__Stated problem__. Select all lines with the string "true" in them, and copy those lines.

* START Exercise material *

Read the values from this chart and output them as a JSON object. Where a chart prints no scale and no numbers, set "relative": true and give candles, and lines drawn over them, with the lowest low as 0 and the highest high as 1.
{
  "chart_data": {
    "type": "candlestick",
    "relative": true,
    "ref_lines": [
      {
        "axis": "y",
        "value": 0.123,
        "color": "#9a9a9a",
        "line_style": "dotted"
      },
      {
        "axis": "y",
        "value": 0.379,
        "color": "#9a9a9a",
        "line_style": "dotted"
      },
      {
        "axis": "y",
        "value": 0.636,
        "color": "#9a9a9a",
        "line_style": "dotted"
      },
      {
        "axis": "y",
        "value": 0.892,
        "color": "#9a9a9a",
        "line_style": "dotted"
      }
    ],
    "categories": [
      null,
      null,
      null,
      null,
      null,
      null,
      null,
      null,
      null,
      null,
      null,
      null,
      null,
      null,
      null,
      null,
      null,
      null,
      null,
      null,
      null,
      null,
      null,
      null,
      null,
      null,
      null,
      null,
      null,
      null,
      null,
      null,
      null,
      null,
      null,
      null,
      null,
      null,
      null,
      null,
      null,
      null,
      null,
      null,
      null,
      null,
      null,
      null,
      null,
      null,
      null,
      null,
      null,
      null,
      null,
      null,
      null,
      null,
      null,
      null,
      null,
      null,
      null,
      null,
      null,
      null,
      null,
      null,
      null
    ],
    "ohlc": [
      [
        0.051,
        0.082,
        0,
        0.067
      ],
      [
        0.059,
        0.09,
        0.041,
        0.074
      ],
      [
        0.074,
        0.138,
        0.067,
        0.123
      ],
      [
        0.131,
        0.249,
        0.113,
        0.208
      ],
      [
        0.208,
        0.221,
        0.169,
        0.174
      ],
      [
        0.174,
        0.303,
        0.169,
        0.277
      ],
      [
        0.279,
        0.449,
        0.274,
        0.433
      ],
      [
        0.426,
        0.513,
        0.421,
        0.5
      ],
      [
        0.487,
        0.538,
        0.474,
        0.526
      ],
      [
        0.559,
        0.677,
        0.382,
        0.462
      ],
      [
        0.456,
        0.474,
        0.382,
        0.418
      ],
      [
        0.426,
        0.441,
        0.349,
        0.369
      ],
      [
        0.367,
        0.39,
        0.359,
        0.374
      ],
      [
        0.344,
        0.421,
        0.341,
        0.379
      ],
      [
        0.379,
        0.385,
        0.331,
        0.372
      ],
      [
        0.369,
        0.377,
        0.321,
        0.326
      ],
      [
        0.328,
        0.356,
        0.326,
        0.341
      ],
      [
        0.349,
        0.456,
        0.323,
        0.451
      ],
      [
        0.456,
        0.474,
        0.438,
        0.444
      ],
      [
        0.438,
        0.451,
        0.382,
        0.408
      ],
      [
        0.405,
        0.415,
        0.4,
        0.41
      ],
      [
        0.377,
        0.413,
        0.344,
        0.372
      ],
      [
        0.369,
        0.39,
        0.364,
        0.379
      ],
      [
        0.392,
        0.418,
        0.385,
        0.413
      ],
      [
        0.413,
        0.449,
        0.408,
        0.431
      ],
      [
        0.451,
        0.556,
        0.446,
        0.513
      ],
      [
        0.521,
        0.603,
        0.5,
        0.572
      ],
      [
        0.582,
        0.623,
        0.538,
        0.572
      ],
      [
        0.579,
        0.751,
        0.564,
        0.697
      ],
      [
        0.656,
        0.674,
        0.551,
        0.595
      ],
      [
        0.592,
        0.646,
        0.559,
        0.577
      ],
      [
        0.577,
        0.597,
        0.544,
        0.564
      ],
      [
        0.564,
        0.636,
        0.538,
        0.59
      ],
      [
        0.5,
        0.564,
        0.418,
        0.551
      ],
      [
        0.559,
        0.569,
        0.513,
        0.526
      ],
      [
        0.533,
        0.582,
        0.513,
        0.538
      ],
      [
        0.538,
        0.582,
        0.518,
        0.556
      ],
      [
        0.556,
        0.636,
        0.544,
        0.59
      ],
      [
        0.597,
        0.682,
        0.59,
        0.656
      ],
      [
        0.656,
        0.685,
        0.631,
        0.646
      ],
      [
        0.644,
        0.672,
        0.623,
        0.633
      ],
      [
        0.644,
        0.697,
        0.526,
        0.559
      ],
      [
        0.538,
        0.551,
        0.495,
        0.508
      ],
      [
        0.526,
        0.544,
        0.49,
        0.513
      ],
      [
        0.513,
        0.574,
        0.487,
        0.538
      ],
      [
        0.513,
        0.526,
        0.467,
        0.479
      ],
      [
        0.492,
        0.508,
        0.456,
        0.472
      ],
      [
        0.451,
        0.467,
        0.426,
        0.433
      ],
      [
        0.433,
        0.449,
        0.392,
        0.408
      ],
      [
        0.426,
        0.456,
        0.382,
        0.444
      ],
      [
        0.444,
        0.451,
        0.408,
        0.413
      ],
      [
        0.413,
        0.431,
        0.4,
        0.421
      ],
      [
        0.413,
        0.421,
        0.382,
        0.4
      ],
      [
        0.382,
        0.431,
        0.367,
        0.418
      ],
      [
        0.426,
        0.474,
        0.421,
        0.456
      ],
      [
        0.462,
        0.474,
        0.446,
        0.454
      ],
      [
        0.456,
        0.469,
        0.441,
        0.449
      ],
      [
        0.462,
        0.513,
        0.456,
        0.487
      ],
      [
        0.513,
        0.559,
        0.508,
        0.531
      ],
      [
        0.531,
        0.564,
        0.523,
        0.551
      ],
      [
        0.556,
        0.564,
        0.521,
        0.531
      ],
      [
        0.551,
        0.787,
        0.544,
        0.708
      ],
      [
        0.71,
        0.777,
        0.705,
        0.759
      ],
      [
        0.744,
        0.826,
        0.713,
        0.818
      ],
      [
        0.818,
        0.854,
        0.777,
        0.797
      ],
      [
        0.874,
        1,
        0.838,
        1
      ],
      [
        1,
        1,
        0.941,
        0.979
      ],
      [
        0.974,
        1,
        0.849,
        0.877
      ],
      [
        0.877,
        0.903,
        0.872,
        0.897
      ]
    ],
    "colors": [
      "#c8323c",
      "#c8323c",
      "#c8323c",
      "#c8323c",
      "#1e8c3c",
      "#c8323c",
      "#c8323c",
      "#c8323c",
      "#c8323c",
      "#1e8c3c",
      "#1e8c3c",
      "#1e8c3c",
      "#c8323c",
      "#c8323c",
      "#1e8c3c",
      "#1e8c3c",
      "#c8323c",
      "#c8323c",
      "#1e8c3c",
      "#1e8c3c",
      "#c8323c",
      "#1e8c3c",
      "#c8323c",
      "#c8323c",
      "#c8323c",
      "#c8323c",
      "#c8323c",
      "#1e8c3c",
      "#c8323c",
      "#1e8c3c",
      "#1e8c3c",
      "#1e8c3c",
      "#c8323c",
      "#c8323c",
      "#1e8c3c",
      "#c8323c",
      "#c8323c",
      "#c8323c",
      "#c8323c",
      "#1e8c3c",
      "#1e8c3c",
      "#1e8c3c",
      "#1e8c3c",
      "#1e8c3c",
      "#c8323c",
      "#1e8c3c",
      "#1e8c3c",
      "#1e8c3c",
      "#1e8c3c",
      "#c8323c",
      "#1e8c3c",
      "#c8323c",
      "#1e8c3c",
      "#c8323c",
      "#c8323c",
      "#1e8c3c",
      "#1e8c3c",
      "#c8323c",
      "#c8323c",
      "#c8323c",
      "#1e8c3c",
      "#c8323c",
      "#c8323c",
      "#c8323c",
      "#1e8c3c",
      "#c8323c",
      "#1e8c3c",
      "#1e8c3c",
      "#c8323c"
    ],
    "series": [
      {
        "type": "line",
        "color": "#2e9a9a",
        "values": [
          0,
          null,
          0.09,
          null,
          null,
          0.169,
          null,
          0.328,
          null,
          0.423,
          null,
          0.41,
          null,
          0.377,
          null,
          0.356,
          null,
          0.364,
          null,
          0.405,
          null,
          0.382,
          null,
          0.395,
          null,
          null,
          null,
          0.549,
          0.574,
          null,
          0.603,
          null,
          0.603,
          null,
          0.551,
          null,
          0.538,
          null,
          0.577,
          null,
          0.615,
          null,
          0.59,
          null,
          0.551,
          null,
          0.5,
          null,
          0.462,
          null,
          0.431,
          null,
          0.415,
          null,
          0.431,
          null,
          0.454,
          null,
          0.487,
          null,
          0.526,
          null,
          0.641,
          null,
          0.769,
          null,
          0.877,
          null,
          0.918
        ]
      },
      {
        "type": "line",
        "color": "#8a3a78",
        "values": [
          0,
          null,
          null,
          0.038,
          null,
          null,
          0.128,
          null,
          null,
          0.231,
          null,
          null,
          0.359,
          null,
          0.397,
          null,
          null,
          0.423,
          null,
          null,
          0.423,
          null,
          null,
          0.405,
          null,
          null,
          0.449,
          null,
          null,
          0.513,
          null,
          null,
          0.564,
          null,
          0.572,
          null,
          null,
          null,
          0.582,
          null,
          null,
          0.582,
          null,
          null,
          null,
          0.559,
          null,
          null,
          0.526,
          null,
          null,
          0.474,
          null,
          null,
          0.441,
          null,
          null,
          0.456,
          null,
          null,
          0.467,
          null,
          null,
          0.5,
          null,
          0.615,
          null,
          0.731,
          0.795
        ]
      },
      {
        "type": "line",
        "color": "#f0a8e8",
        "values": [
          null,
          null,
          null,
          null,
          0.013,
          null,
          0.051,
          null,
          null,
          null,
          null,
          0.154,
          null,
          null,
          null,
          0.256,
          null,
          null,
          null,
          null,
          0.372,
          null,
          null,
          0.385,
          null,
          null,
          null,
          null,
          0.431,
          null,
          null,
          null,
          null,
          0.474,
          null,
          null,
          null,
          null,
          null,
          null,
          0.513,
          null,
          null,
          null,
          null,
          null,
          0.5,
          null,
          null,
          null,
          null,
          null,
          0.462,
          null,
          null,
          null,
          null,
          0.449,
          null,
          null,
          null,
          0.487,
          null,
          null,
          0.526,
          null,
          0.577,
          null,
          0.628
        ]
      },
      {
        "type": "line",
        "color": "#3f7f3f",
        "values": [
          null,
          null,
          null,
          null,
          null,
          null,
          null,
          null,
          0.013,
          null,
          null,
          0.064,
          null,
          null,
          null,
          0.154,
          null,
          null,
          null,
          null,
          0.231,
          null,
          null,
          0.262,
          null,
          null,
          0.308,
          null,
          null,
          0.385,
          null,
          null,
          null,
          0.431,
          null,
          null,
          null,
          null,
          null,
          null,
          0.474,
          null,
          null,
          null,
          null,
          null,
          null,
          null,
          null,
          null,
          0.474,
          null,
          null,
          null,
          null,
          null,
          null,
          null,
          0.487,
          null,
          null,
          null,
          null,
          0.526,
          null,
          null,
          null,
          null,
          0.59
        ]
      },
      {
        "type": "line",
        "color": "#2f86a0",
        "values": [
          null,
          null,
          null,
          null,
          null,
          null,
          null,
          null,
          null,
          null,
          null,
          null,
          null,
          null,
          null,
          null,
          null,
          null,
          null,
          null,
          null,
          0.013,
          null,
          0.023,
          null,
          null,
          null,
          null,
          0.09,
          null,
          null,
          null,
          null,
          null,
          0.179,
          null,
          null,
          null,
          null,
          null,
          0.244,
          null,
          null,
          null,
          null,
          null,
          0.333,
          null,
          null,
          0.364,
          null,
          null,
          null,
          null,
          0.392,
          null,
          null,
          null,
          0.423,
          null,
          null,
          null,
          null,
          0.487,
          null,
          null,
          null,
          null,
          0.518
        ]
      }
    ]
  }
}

* END Exercise material *

__Task output__.
Read the values from this chart and output them as a JSON object. Where a chart prints no scale and no numbers, set "relative": true and give candles, and lines drawn over them, with the lowest low as 0 and the highest high as 1.
    "relative": true,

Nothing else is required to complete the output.